■ **STATED TASK**:
Copy out all lines that carry the word "Horb".

■ **RECORDED DATA**:
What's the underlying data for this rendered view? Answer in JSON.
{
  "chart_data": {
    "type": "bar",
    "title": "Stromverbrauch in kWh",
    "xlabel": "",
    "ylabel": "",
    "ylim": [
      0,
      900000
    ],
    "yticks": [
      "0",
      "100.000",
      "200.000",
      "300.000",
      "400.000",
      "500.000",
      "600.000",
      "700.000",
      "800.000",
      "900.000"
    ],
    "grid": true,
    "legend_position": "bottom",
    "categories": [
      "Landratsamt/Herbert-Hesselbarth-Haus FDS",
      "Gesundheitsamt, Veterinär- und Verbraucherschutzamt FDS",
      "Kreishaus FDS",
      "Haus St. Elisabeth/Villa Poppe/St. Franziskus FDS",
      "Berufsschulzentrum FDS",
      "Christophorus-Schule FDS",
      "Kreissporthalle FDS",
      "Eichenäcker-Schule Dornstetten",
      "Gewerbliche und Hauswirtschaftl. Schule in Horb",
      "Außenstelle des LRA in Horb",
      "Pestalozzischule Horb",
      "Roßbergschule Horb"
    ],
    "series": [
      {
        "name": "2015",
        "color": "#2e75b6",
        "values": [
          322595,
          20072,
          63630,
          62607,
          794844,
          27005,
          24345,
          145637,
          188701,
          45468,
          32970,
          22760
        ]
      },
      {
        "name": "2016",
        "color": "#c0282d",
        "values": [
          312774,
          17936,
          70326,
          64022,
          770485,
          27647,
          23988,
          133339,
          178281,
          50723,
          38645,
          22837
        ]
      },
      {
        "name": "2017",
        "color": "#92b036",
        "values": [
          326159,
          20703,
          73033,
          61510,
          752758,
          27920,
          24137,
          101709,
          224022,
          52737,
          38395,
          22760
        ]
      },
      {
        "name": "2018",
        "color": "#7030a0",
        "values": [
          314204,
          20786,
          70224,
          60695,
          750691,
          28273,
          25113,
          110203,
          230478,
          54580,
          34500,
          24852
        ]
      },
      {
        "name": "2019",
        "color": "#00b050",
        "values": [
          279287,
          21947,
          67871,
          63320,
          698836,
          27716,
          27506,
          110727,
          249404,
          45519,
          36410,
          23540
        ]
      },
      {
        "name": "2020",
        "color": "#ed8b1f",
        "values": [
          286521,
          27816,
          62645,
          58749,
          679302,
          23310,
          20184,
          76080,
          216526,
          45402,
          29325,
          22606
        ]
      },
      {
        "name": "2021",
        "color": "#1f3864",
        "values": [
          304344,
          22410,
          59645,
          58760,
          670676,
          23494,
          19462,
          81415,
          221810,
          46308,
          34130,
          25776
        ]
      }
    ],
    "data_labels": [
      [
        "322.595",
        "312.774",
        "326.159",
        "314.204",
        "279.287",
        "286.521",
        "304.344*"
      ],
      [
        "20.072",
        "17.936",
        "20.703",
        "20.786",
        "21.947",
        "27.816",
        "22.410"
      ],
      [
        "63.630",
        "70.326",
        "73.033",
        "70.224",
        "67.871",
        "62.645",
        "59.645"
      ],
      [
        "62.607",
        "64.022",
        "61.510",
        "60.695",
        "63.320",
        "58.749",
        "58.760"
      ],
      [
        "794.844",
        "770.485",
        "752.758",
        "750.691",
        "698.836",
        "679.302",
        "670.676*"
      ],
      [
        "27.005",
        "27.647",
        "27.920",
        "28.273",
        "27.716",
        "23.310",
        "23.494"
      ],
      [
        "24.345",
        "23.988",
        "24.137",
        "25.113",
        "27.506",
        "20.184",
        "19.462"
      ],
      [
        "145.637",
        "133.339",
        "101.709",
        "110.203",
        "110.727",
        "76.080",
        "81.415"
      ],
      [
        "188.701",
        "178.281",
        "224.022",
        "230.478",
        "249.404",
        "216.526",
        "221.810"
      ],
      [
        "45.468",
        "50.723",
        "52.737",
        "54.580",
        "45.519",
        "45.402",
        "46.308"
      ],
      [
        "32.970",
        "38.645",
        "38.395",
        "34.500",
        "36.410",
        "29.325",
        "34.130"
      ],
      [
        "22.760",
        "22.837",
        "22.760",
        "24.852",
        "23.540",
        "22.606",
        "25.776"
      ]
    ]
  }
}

■ **WRITTEN RESPONSE**:
      "Gewerbliche und Hauswirtschaftl. Schule in Horb",
      "Außenstelle des LRA in Horb",
      "Pestalozzischule Horb",
      "Roßbergschule Horb"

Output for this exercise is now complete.